What needs to be done: In the listing below, how many lines contain the word "text"? Please respond with the number only.

Raw data:

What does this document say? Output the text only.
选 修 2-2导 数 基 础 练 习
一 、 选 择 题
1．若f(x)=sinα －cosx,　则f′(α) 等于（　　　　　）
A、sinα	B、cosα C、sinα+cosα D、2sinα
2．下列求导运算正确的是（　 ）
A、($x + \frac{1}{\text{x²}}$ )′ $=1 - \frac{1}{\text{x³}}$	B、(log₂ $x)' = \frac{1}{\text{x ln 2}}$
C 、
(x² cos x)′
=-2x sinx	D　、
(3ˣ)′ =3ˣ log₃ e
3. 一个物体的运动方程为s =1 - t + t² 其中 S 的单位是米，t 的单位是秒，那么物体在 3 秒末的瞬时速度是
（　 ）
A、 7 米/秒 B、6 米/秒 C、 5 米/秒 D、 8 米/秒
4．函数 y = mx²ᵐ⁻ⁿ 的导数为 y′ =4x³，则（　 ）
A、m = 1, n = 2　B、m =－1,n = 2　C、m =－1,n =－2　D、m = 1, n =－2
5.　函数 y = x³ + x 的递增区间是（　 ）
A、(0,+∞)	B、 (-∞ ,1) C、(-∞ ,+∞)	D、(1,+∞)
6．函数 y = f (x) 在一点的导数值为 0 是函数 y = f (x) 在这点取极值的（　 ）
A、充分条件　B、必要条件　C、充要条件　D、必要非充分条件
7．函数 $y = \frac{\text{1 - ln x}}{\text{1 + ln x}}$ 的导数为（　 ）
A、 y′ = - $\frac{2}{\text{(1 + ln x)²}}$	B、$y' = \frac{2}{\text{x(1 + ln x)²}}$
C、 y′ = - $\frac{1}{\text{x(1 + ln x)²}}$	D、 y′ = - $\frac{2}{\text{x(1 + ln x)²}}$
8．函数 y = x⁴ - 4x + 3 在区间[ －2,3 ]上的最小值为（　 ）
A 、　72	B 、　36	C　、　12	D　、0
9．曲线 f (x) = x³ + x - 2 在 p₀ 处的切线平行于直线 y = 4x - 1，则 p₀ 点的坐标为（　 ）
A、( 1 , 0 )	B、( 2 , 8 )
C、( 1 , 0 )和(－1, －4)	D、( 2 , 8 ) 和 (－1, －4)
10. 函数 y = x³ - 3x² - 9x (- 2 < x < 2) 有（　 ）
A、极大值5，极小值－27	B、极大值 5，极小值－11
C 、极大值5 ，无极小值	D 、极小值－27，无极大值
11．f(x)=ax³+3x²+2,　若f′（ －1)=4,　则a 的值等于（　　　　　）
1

The answer: 5